Record extracts -
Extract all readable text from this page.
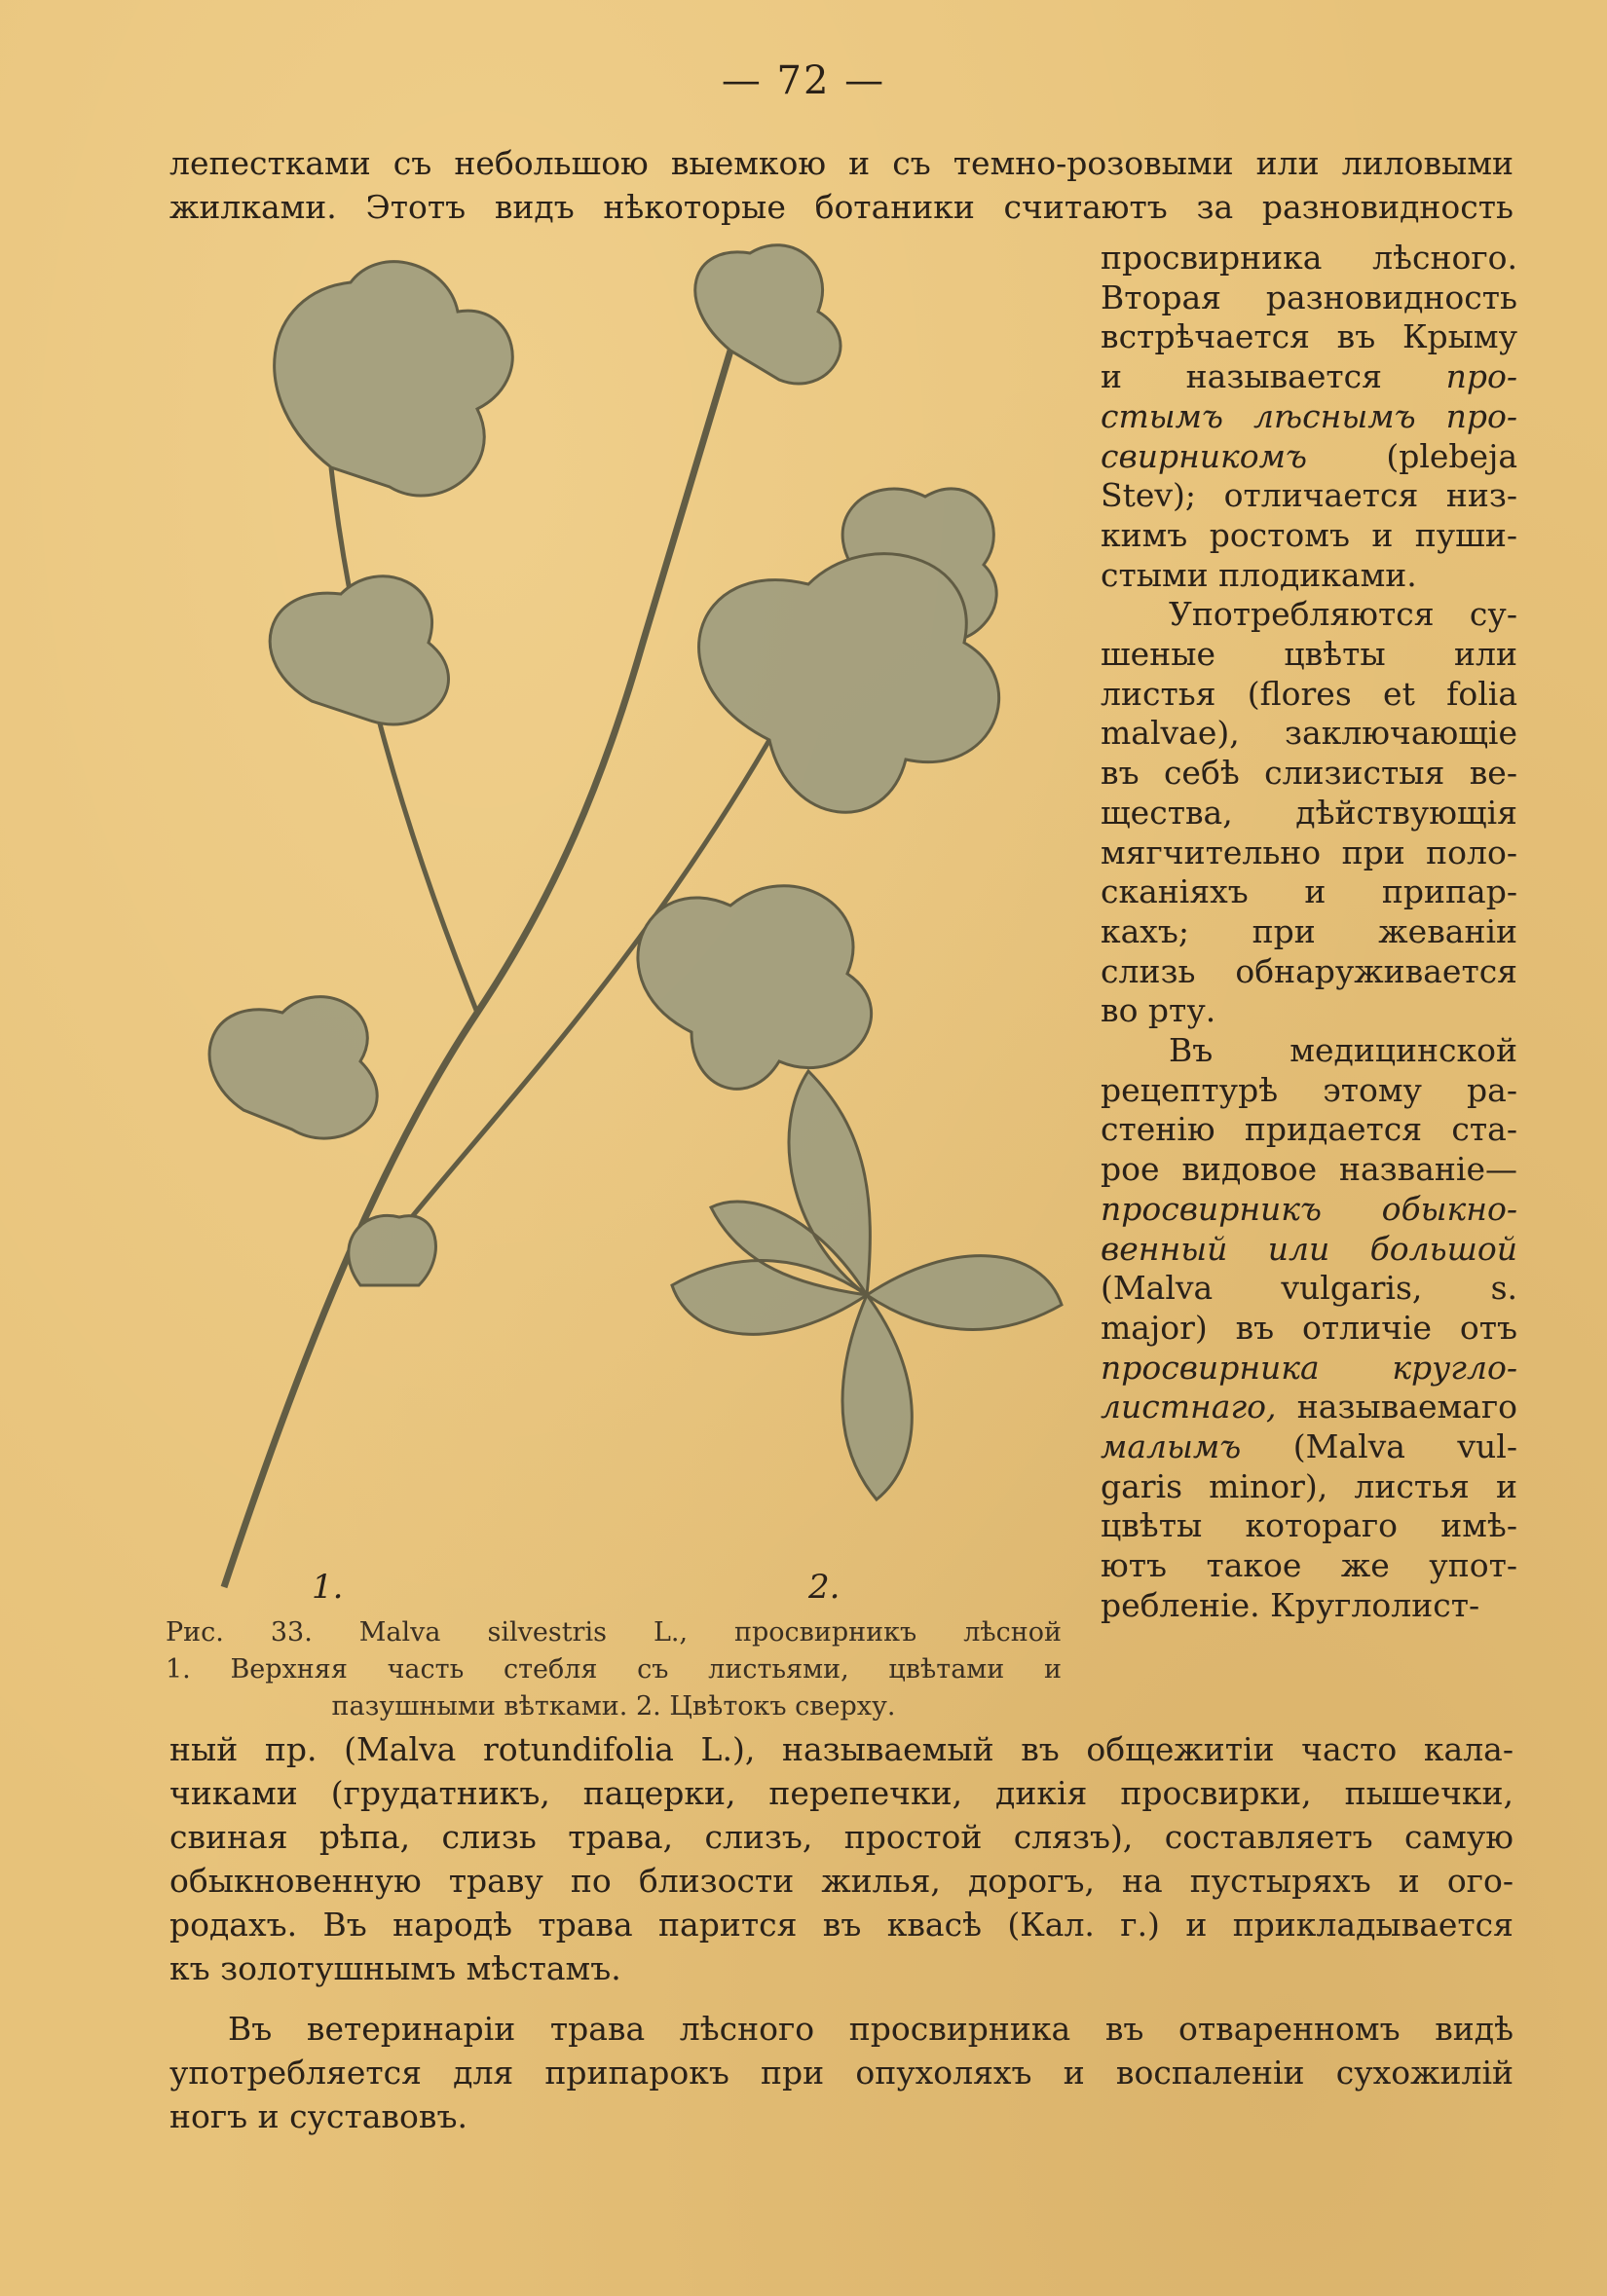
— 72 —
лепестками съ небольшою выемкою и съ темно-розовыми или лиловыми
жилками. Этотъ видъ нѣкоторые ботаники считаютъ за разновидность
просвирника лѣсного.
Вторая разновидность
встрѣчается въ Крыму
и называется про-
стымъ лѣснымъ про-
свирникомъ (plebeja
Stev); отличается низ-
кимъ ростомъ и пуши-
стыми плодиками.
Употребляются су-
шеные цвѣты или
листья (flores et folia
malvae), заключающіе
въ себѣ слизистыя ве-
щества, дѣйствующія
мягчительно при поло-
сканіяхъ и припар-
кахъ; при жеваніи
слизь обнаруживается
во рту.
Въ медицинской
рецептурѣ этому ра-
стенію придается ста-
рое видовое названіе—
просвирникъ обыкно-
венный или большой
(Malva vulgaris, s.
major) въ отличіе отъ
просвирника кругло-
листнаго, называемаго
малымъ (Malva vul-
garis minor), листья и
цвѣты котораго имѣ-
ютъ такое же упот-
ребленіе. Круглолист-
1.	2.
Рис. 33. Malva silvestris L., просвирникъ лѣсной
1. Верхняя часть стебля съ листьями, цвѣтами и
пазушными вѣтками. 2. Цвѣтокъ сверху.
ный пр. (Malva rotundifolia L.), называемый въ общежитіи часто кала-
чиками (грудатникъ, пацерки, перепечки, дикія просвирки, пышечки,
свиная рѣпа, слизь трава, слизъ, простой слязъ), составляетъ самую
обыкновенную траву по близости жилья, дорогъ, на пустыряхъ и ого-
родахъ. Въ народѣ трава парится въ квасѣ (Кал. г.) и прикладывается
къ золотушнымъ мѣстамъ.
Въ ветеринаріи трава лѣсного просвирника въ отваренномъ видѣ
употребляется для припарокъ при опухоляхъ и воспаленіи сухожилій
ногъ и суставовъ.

==

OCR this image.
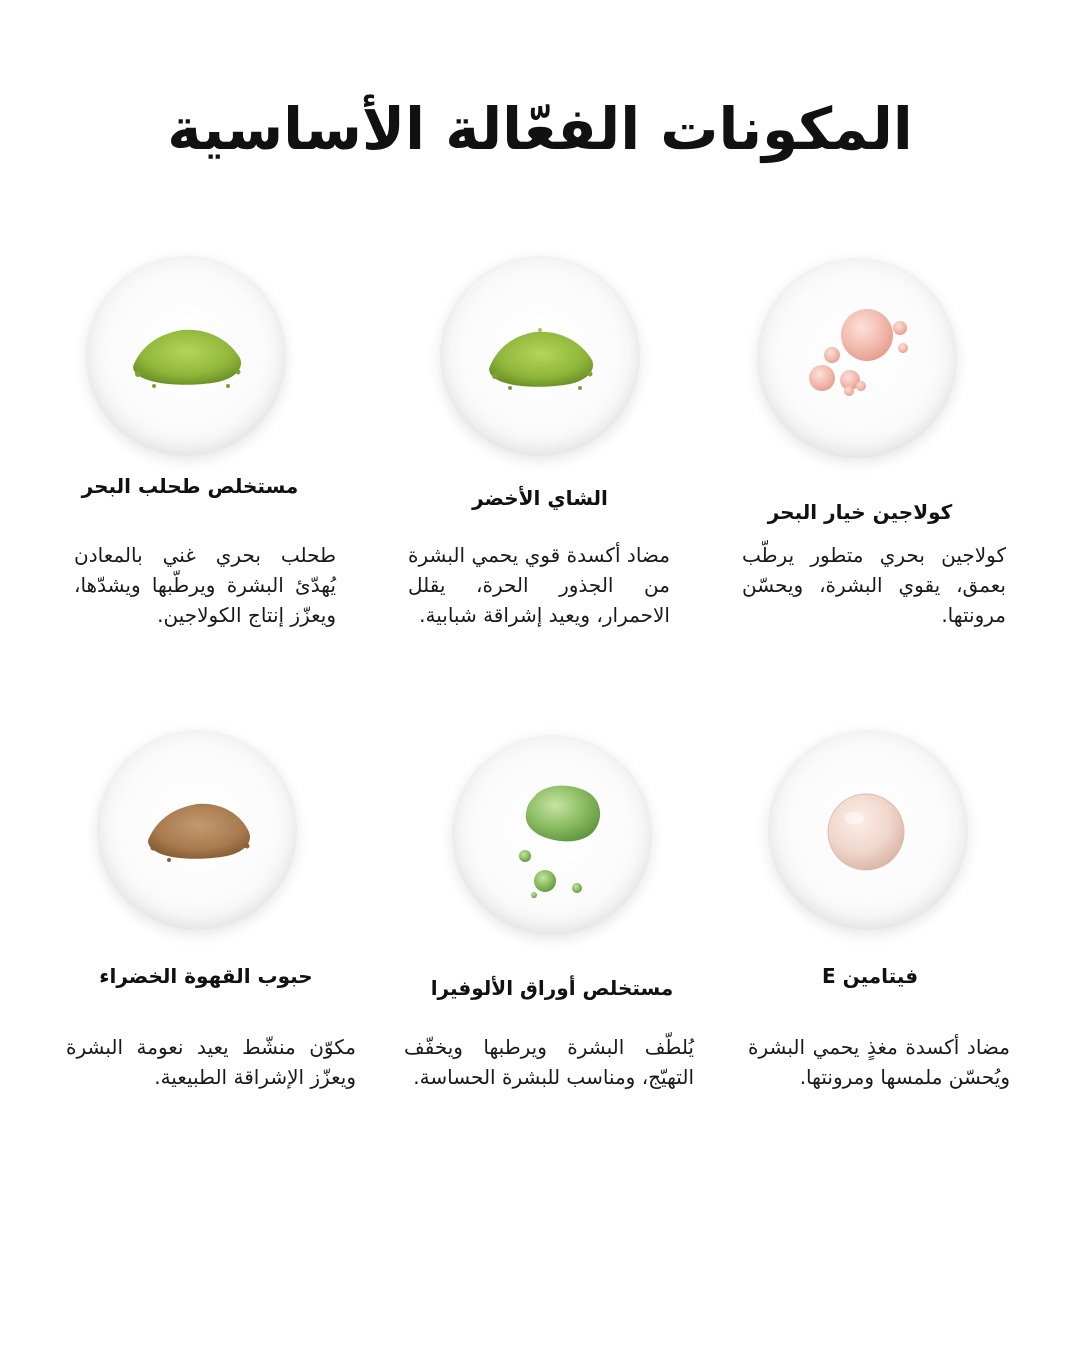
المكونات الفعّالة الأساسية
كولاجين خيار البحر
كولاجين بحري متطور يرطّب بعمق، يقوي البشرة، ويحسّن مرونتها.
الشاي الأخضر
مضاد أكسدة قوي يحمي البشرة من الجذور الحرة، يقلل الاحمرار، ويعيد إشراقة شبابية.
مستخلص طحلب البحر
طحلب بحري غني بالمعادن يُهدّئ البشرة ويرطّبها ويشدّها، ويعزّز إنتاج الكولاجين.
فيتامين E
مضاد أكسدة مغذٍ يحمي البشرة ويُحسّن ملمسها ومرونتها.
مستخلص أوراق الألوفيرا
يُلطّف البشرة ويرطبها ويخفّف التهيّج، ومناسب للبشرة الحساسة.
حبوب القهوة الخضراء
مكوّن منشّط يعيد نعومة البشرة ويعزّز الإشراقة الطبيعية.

...

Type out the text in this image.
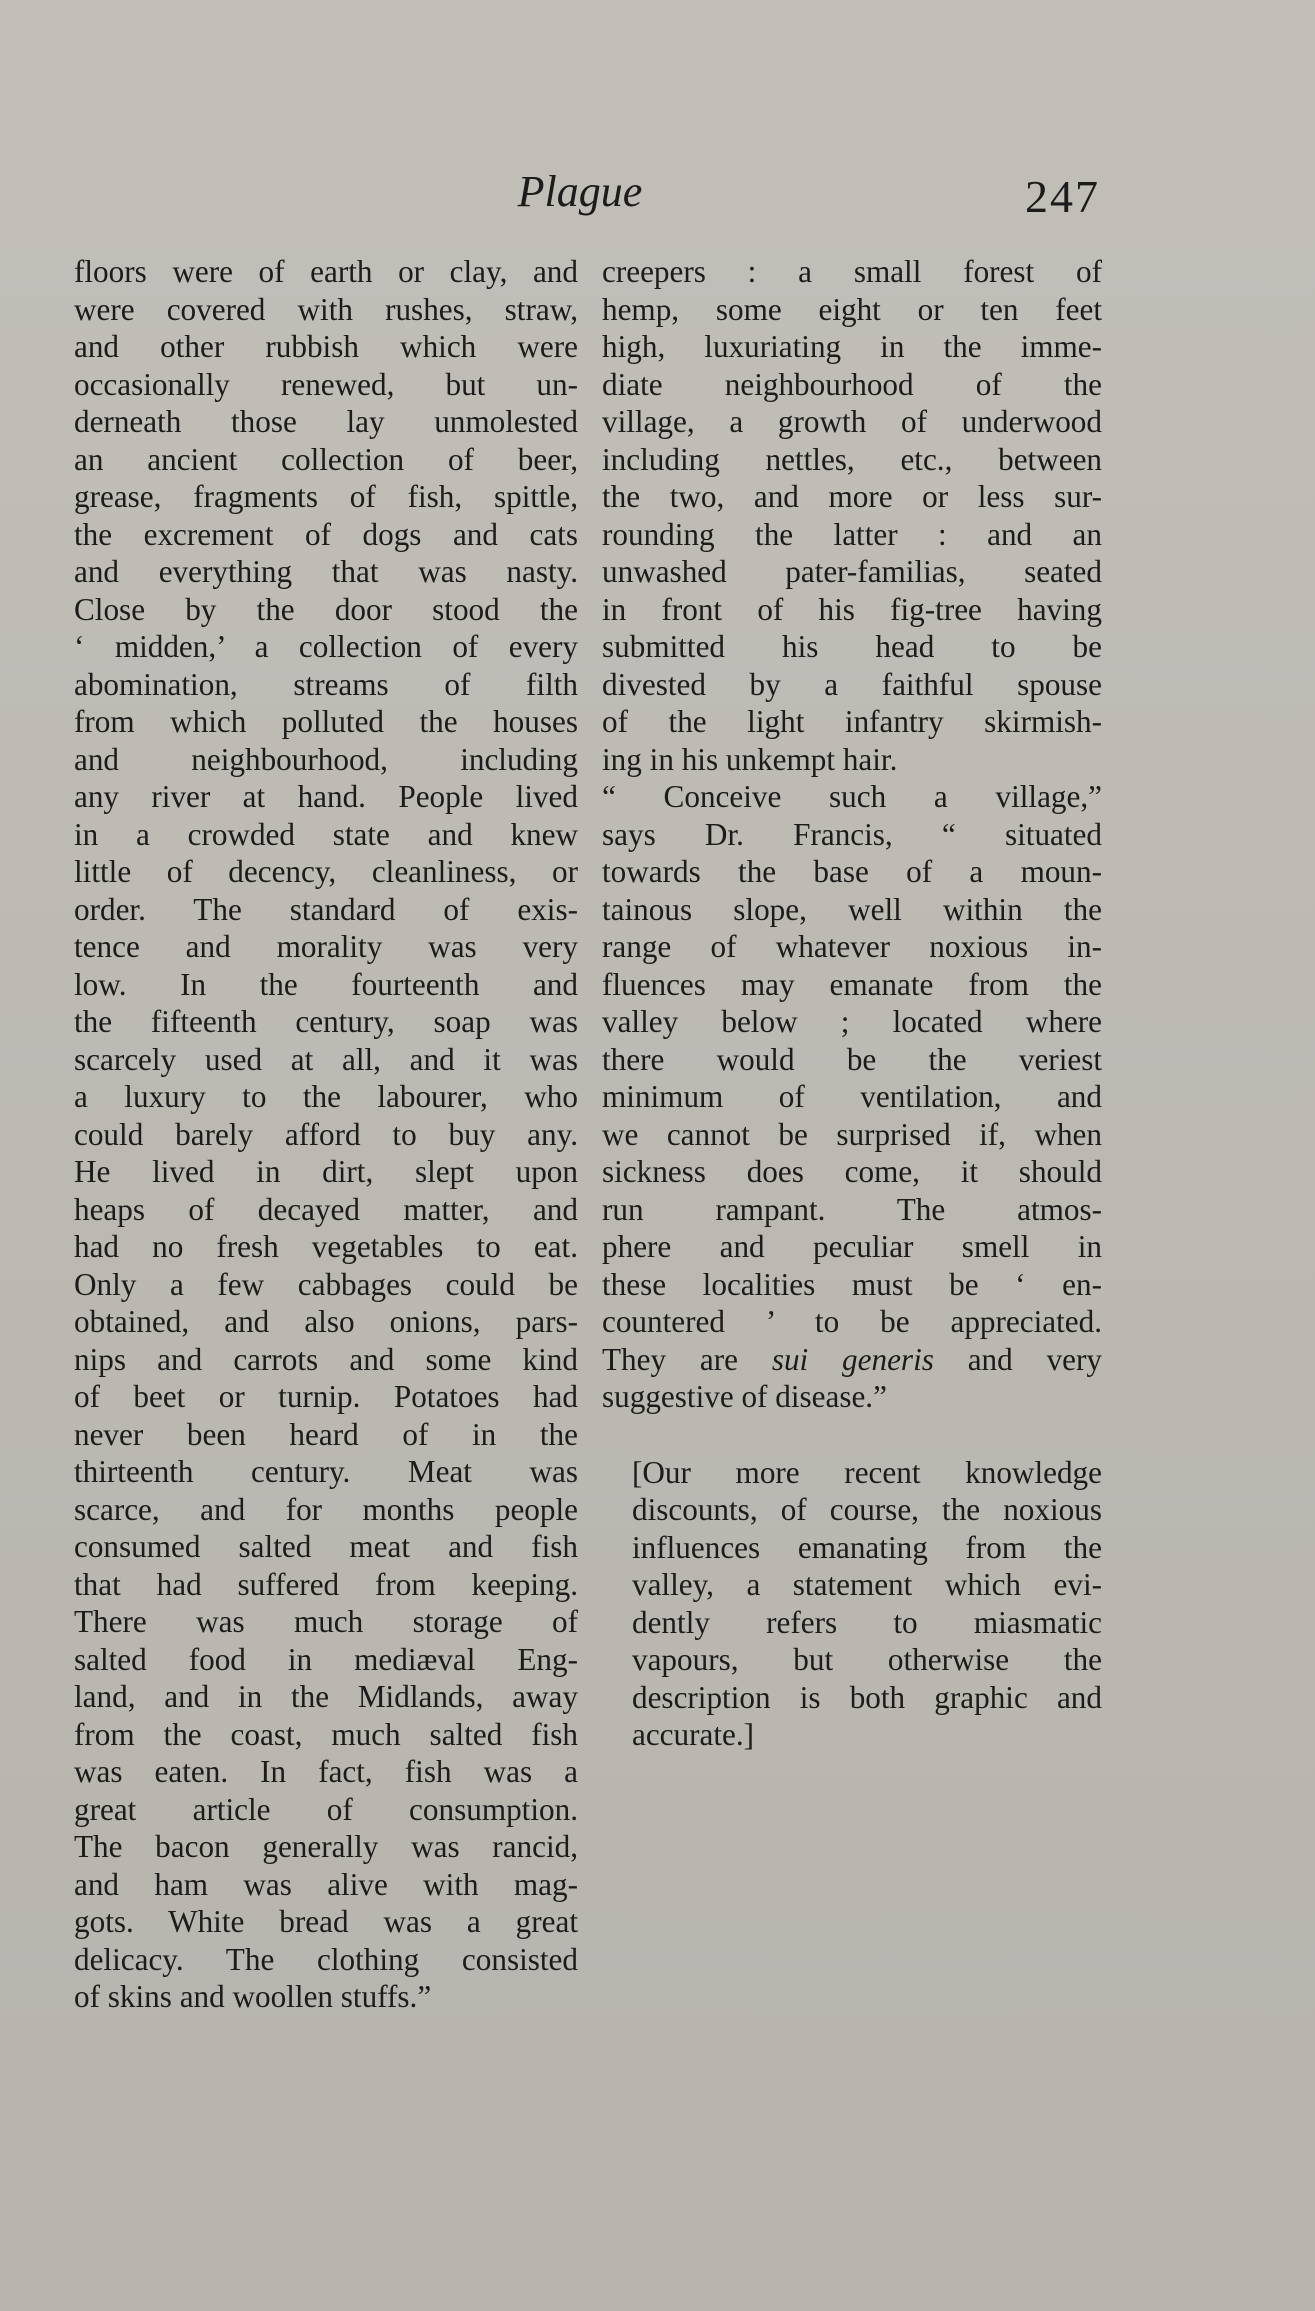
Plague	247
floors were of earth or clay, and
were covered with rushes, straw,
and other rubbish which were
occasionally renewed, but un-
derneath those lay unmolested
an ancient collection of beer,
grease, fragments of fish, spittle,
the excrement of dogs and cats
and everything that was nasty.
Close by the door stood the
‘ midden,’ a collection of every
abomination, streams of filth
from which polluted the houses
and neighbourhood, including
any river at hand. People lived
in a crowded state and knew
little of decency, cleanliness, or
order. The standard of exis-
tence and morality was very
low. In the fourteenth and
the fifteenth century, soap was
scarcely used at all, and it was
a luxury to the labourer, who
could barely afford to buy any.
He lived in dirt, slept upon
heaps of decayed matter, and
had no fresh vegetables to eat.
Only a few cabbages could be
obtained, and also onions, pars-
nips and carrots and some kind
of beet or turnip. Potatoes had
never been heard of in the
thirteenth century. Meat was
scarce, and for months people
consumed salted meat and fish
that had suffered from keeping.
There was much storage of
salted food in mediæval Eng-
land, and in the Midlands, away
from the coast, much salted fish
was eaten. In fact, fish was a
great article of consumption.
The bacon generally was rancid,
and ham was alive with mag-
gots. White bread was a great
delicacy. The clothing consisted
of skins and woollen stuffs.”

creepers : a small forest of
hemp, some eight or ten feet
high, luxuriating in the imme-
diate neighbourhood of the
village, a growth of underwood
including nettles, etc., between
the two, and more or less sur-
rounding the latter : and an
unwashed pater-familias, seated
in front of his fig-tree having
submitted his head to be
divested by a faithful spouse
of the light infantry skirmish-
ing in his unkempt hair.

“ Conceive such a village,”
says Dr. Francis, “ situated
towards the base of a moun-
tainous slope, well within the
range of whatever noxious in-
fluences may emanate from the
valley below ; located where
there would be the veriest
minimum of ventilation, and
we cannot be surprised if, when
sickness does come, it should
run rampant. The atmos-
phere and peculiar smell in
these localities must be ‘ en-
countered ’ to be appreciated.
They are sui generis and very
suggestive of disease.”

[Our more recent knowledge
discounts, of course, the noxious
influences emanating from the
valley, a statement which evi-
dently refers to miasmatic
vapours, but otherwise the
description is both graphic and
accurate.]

Requirements - Your task is to report how many lines of the material include the string "лѣсного". Give the number and no other words.

The completed task - 2